>> start Records supplied

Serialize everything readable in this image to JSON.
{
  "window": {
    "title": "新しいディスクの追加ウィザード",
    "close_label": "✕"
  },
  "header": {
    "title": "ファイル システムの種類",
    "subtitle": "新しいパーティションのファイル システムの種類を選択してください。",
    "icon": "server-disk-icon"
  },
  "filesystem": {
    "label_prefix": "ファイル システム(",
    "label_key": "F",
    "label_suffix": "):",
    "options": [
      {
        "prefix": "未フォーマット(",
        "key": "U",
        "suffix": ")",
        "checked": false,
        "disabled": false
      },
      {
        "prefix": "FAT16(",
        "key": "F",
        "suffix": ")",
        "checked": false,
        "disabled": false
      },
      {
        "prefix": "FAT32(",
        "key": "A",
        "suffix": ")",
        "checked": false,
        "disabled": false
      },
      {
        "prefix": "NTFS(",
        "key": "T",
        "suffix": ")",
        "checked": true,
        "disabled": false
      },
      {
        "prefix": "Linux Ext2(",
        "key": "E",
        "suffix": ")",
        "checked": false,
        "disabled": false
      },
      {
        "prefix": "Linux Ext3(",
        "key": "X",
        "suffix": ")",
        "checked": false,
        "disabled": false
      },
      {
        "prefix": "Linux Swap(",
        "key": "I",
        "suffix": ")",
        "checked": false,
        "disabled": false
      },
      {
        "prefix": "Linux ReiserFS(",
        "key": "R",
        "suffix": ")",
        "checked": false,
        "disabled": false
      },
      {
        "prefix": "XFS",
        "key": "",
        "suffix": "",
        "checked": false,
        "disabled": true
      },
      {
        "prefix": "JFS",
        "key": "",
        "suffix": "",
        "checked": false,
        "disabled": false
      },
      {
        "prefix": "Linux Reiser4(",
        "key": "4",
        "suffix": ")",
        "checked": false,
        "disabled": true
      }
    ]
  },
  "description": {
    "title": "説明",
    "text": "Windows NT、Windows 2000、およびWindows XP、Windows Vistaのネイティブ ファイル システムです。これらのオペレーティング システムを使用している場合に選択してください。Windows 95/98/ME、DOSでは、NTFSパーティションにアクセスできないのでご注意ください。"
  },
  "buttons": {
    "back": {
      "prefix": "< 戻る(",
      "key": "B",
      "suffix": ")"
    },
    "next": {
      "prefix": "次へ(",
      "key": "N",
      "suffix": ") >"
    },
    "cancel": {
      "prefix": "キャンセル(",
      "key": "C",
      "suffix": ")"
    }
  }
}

>> end Records supplied

● Given task
Quote the data above in full, changing nothing.

● Answer to this problem
Serialize everything readable in this image to JSON.
{
  "window": {
    "title": "新しいディスクの追加ウィザード",
    "close_label": "✕"
  },
  "header": {
    "title": "ファイル システムの種類",
    "subtitle": "新しいパーティションのファイル システムの種類を選択してください。",
    "icon": "server-disk-icon"
  },
  "filesystem": {
    "label_prefix": "ファイル システム(",
    "label_key": "F",
    "label_suffix": "):",
    "options": [
      {
        "prefix": "未フォーマット(",
        "key": "U",
        "suffix": ")",
        "checked": false,
        "disabled": false
      },
      {
        "prefix": "FAT16(",
        "key": "F",
        "suffix": ")",
        "checked": false,
        "disabled": false
      },
      {
        "prefix": "FAT32(",
        "key": "A",
        "suffix": ")",
        "checked": false,
        "disabled": false
      },
      {
        "prefix": "NTFS(",
        "key": "T",
        "suffix": ")",
        "checked": true,
        "disabled": false
      },
      {
        "prefix": "Linux Ext2(",
        "key": "E",
        "suffix": ")",
        "checked": false,
        "disabled": false
      },
      {
        "prefix": "Linux Ext3(",
        "key": "X",
        "suffix": ")",
        "checked": false,
        "disabled": false
      },
      {
        "prefix": "Linux Swap(",
        "key": "I",
        "suffix": ")",
        "checked": false,
        "disabled": false
      },
      {
        "prefix": "Linux ReiserFS(",
        "key": "R",
        "suffix": ")",
        "checked": false,
        "disabled": false
      },
      {
        "prefix": "XFS",
        "key": "",
        "suffix": "",
        "checked": false,
        "disabled": true
      },
      {
        "prefix": "JFS",
        "key": "",
        "suffix": "",
        "checked": false,
        "disabled": false
      },
      {
        "prefix": "Linux Reiser4(",
        "key": "4",
        "suffix": ")",
        "checked": false,
        "disabled": true
      }
    ]
  },
  "description": {
    "title": "説明",
    "text": "Windows NT、Windows 2000、およびWindows XP、Windows Vistaのネイティブ ファイル システムです。これらのオペレーティング システムを使用している場合に選択してください。Windows 95/98/ME、DOSでは、NTFSパーティションにアクセスできないのでご注意ください。"
  },
  "buttons": {
    "back": {
      "prefix": "< 戻る(",
      "key": "B",
      "suffix": ")"
    },
    "next": {
      "prefix": "次へ(",
      "key": "N",
      "suffix": ") >"
    },
    "cancel": {
      "prefix": "キャンセル(",
      "key": "C",
      "suffix": ")"
    }
  }
}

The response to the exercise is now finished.